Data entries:
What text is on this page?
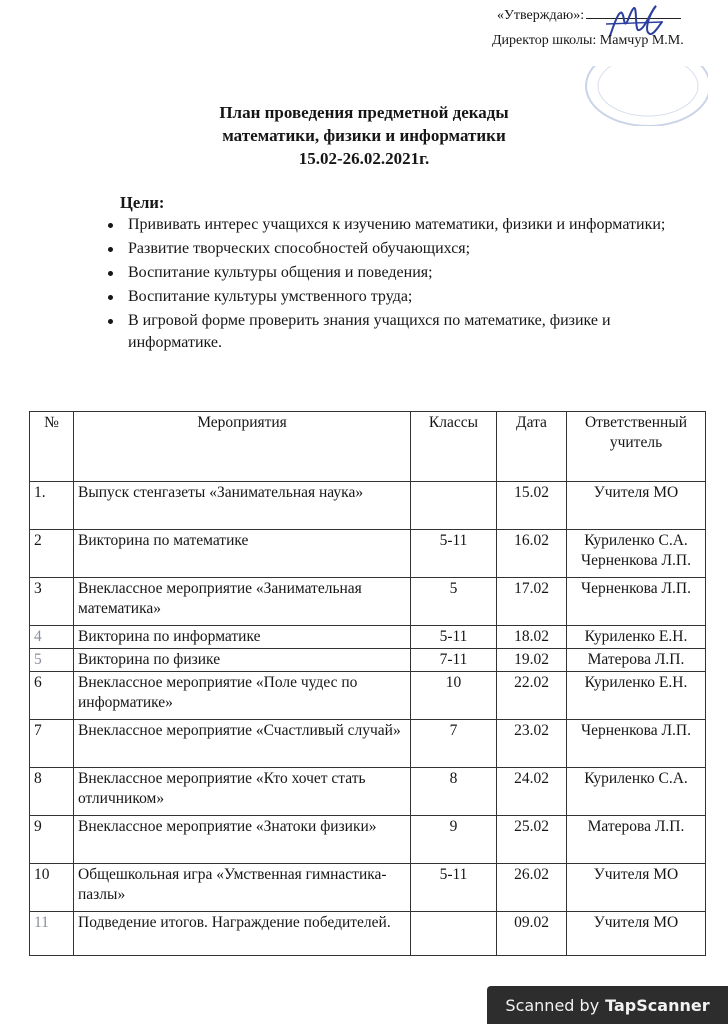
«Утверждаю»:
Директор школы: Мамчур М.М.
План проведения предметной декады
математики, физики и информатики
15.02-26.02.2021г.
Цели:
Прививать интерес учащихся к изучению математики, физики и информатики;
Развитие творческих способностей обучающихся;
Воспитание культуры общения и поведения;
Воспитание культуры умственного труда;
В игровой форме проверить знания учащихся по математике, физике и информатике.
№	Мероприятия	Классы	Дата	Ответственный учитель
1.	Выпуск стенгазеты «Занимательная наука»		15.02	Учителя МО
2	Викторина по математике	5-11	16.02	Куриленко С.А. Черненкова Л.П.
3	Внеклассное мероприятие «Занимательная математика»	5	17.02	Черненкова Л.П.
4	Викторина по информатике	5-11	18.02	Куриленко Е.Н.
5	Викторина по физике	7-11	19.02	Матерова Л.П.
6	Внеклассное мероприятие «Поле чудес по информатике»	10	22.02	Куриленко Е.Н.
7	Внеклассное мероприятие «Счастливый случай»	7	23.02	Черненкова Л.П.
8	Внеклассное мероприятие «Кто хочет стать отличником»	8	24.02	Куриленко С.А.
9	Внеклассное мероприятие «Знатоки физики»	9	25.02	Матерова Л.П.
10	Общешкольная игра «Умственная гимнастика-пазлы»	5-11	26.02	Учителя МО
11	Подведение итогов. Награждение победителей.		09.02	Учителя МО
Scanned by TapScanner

# What the task requires:
Find the word "математике" in the entries, and copy every line it shows up in.

# Written reply:
В игровой форме проверить знания учащихся по математике, физике и информатике.
2	Викторина по математике	5-11	16.02	Куриленко С.А. Черненкова Л.П.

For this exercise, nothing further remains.